● SUPPLIED DATA
--- Begin ---
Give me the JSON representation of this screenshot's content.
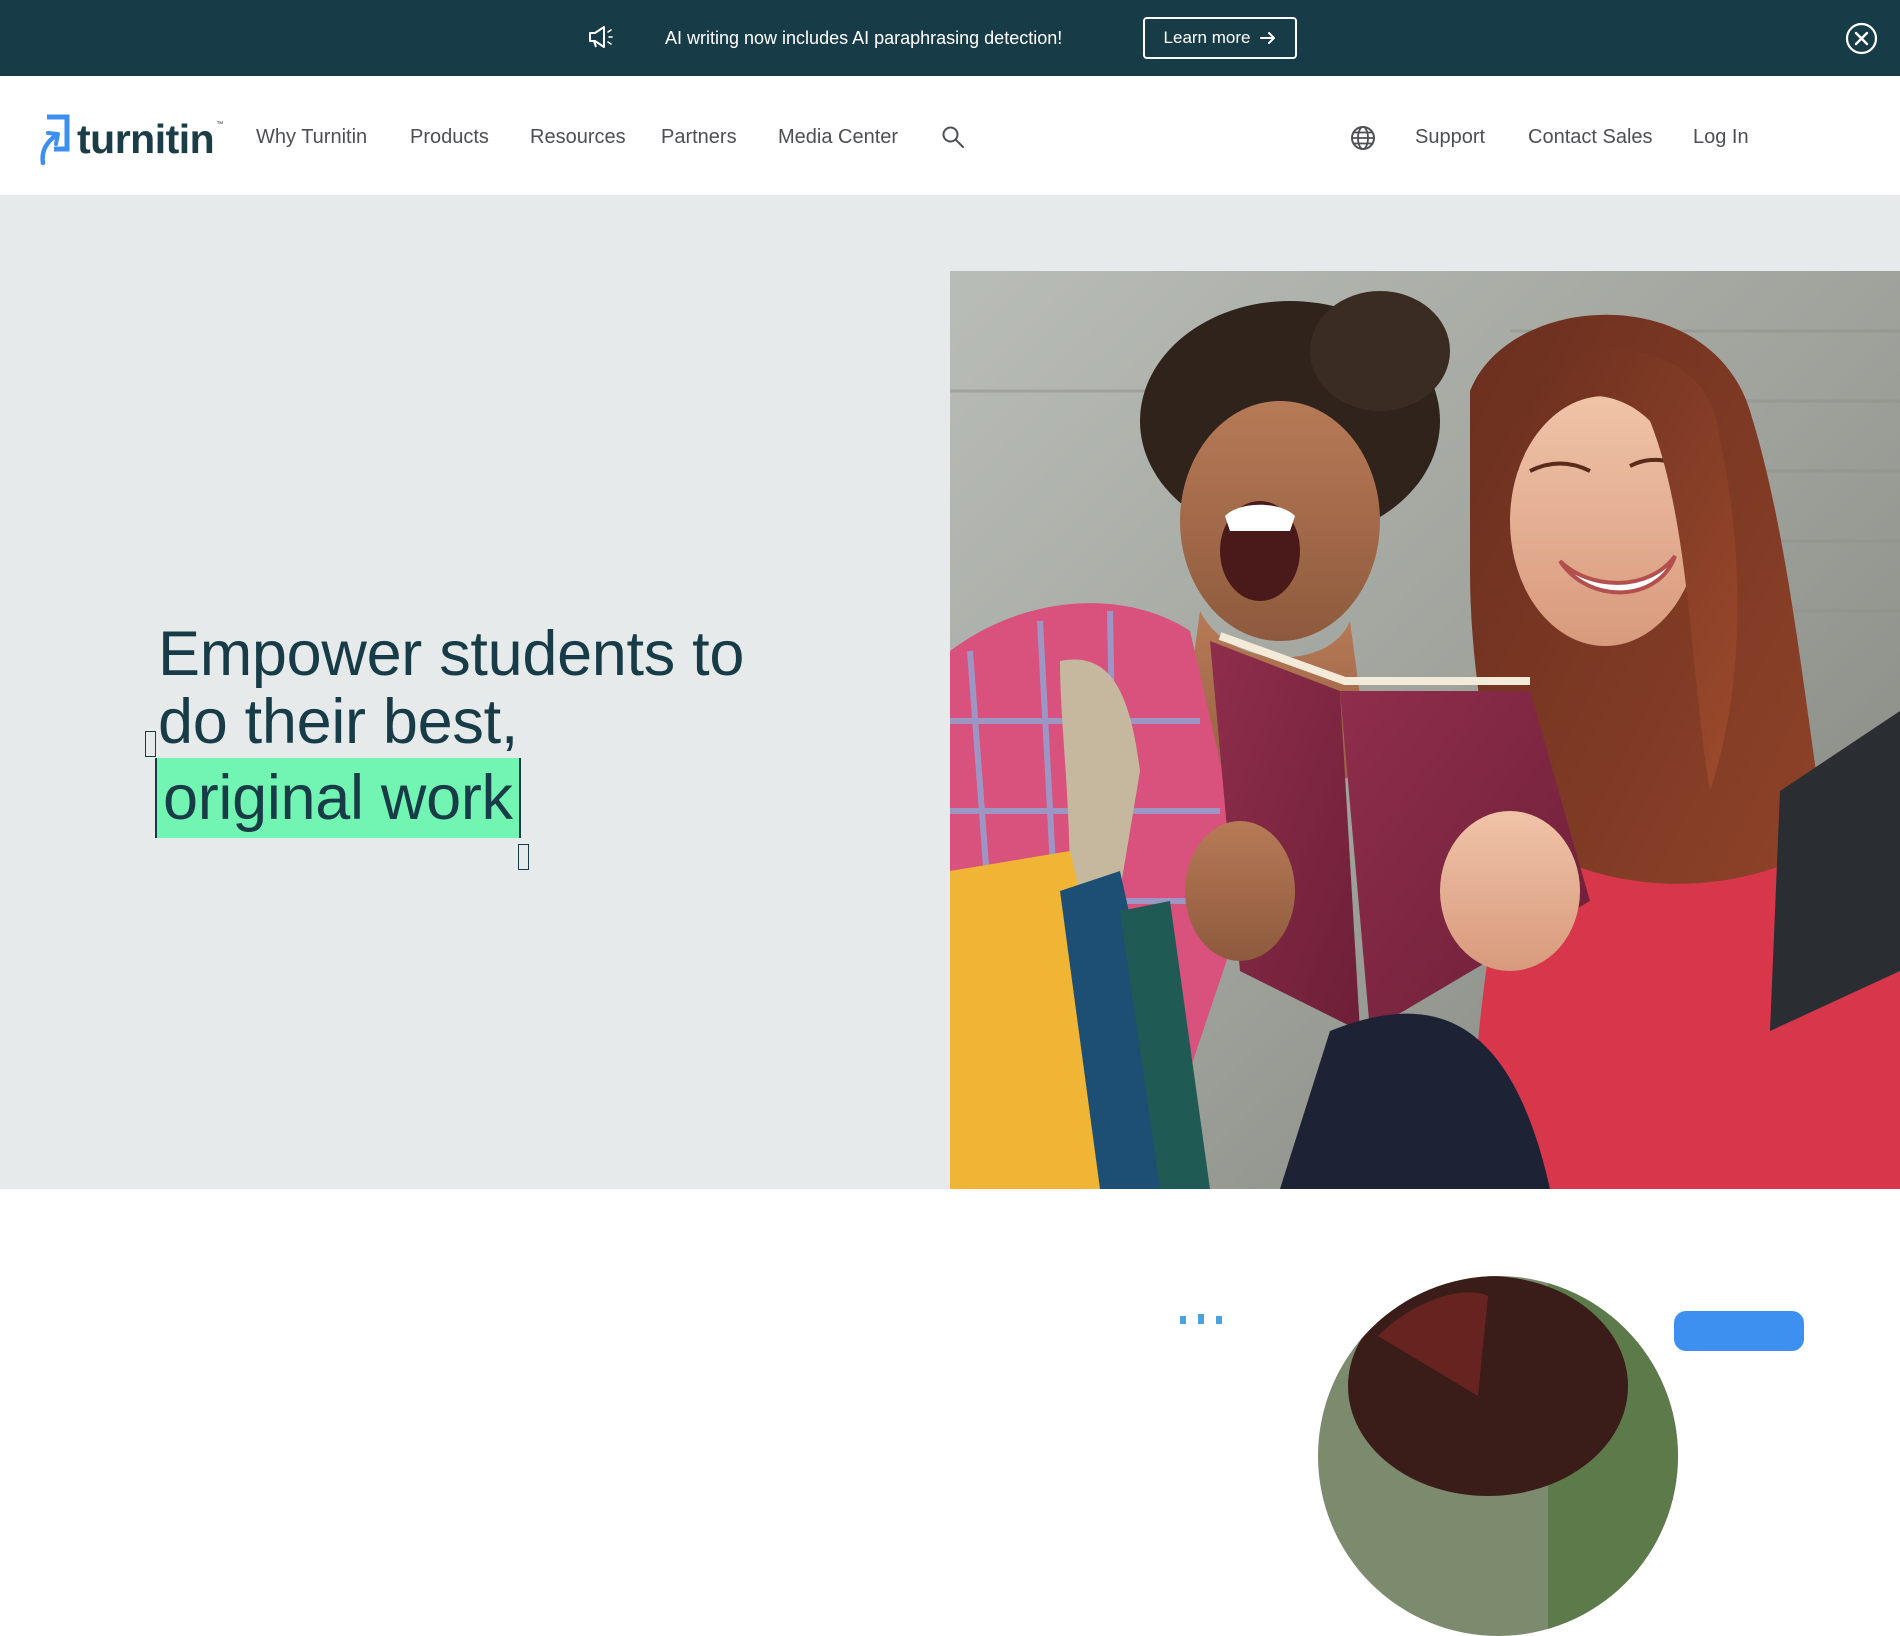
{
  "announcement": {
    "icon": "megaphone-icon",
    "message": "AI writing now includes AI paraphrasing detection!",
    "cta_label": "Learn more",
    "cta_icon": "arrow-right-icon",
    "close_icon": "close-circle-icon"
  },
  "header": {
    "logo_text": "turnitin",
    "logo_tm": "™",
    "nav": [
      {
        "label": "Why Turnitin"
      },
      {
        "label": "Products"
      },
      {
        "label": "Resources"
      },
      {
        "label": "Partners"
      },
      {
        "label": "Media Center"
      }
    ],
    "search_icon": "search-icon",
    "language_icon": "globe-icon",
    "utility": [
      {
        "label": "Support"
      },
      {
        "label": "Contact Sales"
      },
      {
        "label": "Log In"
      }
    ]
  },
  "hero": {
    "headline_line1": "Empower students to",
    "headline_line2": "do their best,",
    "headline_highlight": "original work",
    "image_alt": "Two smiling students reading a red book outdoors"
  },
  "colors": {
    "banner_bg": "#183c47",
    "hero_bg": "#e6eaeb",
    "highlight": "#72f5b2",
    "brand_blue": "#3e90f0",
    "text_dark": "#183c47",
    "nav_text": "#4d4f53"
  }
}
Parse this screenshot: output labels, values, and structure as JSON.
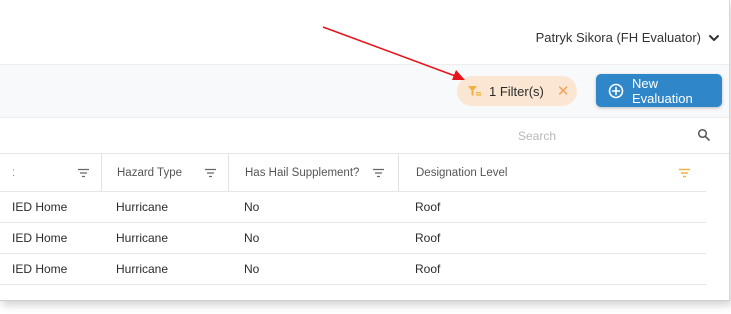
{
  "header": {
    "user_name": "Patryk Sikora (FH Evaluator)"
  },
  "toolbar": {
    "filter_chip_label": "1 Filter(s)",
    "filter_chip_close": "✕",
    "new_evaluation_label": "New Evaluation"
  },
  "search": {
    "placeholder": "Search"
  },
  "table": {
    "columns": [
      {
        "label": "ː",
        "filtered": false
      },
      {
        "label": "Hazard Type",
        "filtered": false
      },
      {
        "label": "Has Hail Supplement?",
        "filtered": false
      },
      {
        "label": "Designation Level",
        "filtered": true
      }
    ],
    "rows": [
      [
        "IED Home",
        "Hurricane",
        "No",
        "Roof"
      ],
      [
        "IED Home",
        "Hurricane",
        "No",
        "Roof"
      ],
      [
        "IED Home",
        "Hurricane",
        "No",
        "Roof"
      ]
    ]
  },
  "colors": {
    "accent_blue": "#2f87c9",
    "filter_chip_bg": "#fbe6d3",
    "filter_active": "#f2b23e",
    "annotation_arrow": "#e8141b"
  },
  "icons": {
    "user_menu": "chevron-down-icon",
    "filter_chip": "filter-active-icon",
    "new_evaluation": "plus-circle-icon",
    "search": "search-icon",
    "column_filter": "filter-lines-icon"
  }
}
--- End ---
● YOUR INSTRUCTIONS
Repeat all of the data above word for word, minus the pictures.

● TASK RESPONSE
Give me the JSON representation of this screenshot's content.
{
  "announcement": {
    "icon": "megaphone-icon",
    "message": "AI writing now includes AI paraphrasing detection!",
    "cta_label": "Learn more",
    "cta_icon": "arrow-right-icon",
    "close_icon": "close-circle-icon"
  },
  "header": {
    "logo_text": "turnitin",
    "logo_tm": "™",
    "nav": [
      {
        "label": "Why Turnitin"
      },
      {
        "label": "Products"
      },
      {
        "label": "Resources"
      },
      {
        "label": "Partners"
      },
      {
        "label": "Media Center"
      }
    ],
    "search_icon": "search-icon",
    "language_icon": "globe-icon",
    "utility": [
      {
        "label": "Support"
      },
      {
        "label": "Contact Sales"
      },
      {
        "label": "Log In"
      }
    ]
  },
  "hero": {
    "headline_line1": "Empower students to",
    "headline_line2": "do their best,",
    "headline_highlight": "original work",
    "image_alt": "Two smiling students reading a red book outdoors"
  },
  "colors": {
    "banner_bg": "#183c47",
    "hero_bg": "#e6eaeb",
    "highlight": "#72f5b2",
    "brand_blue": "#3e90f0",
    "text_dark": "#183c47",
    "nav_text": "#4d4f53"
  }
}
Parse this screenshot: output labels, values, and structure as JSON.
{
  "header": {
    "user_name": "Patryk Sikora (FH Evaluator)"
  },
  "toolbar": {
    "filter_chip_label": "1 Filter(s)",
    "filter_chip_close": "✕",
    "new_evaluation_label": "New Evaluation"
  },
  "search": {
    "placeholder": "Search"
  },
  "table": {
    "columns": [
      {
        "label": "ː",
        "filtered": false
      },
      {
        "label": "Hazard Type",
        "filtered": false
      },
      {
        "label": "Has Hail Supplement?",
        "filtered": false
      },
      {
        "label": "Designation Level",
        "filtered": true
      }
    ],
    "rows": [
      [
        "IED Home",
        "Hurricane",
        "No",
        "Roof"
      ],
      [
        "IED Home",
        "Hurricane",
        "No",
        "Roof"
      ],
      [
        "IED Home",
        "Hurricane",
        "No",
        "Roof"
      ]
    ]
  },
  "colors": {
    "accent_blue": "#2f87c9",
    "filter_chip_bg": "#fbe6d3",
    "filter_active": "#f2b23e",
    "annotation_arrow": "#e8141b"
  },
  "icons": {
    "user_menu": "chevron-down-icon",
    "filter_chip": "filter-active-icon",
    "new_evaluation": "plus-circle-icon",
    "search": "search-icon",
    "column_filter": "filter-lines-icon"
  }
}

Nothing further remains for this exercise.